**Problem to solve**
All of the material below is to be returned exactly.

**Dataset excerpts**
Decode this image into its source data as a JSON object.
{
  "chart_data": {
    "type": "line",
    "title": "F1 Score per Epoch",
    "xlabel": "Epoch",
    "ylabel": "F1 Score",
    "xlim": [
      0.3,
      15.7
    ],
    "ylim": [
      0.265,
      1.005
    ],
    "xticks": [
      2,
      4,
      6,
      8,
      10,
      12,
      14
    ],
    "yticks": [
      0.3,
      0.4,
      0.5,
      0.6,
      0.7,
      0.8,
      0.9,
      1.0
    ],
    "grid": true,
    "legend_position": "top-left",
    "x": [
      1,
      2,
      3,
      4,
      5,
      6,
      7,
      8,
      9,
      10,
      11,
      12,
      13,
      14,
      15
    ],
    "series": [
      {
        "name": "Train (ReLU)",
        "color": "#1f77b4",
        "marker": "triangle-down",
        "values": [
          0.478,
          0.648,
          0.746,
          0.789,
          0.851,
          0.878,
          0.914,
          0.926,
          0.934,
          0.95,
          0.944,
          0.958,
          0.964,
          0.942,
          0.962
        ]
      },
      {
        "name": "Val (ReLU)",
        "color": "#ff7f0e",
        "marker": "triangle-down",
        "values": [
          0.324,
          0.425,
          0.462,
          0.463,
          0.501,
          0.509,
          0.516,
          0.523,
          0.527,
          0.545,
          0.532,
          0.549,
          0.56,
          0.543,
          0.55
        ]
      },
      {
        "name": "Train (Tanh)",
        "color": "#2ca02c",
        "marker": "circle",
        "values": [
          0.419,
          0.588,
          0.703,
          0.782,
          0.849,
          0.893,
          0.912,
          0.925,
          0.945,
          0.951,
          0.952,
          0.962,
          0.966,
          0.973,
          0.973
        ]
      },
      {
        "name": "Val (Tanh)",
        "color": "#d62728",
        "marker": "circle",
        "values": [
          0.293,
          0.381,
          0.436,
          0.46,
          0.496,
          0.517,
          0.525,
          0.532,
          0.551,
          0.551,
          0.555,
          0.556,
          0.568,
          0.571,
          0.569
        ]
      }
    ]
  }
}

**Task result**
Decode this image into its source data as a JSON object.
{
  "chart_data": {
    "type": "line",
    "title": "F1 Score per Epoch",
    "xlabel": "Epoch",
    "ylabel": "F1 Score",
    "xlim": [
      0.3,
      15.7
    ],
    "ylim": [
      0.265,
      1.005
    ],
    "xticks": [
      2,
      4,
      6,
      8,
      10,
      12,
      14
    ],
    "yticks": [
      0.3,
      0.4,
      0.5,
      0.6,
      0.7,
      0.8,
      0.9,
      1.0
    ],
    "grid": true,
    "legend_position": "top-left",
    "x": [
      1,
      2,
      3,
      4,
      5,
      6,
      7,
      8,
      9,
      10,
      11,
      12,
      13,
      14,
      15
    ],
    "series": [
      {
        "name": "Train (ReLU)",
        "color": "#1f77b4",
        "marker": "triangle-down",
        "values": [
          0.478,
          0.648,
          0.746,
          0.789,
          0.851,
          0.878,
          0.914,
          0.926,
          0.934,
          0.95,
          0.944,
          0.958,
          0.964,
          0.942,
          0.962
        ]
      },
      {
        "name": "Val (ReLU)",
        "color": "#ff7f0e",
        "marker": "triangle-down",
        "values": [
          0.324,
          0.425,
          0.462,
          0.463,
          0.501,
          0.509,
          0.516,
          0.523,
          0.527,
          0.545,
          0.532,
          0.549,
          0.56,
          0.543,
          0.55
        ]
      },
      {
        "name": "Train (Tanh)",
        "color": "#2ca02c",
        "marker": "circle",
        "values": [
          0.419,
          0.588,
          0.703,
          0.782,
          0.849,
          0.893,
          0.912,
          0.925,
          0.945,
          0.951,
          0.952,
          0.962,
          0.966,
          0.973,
          0.973
        ]
      },
      {
        "name": "Val (Tanh)",
        "color": "#d62728",
        "marker": "circle",
        "values": [
          0.293,
          0.381,
          0.436,
          0.46,
          0.496,
          0.517,
          0.525,
          0.532,
          0.551,
          0.551,
          0.555,
          0.556,
          0.568,
          0.571,
          0.569
        ]
      }
    ]
  }
}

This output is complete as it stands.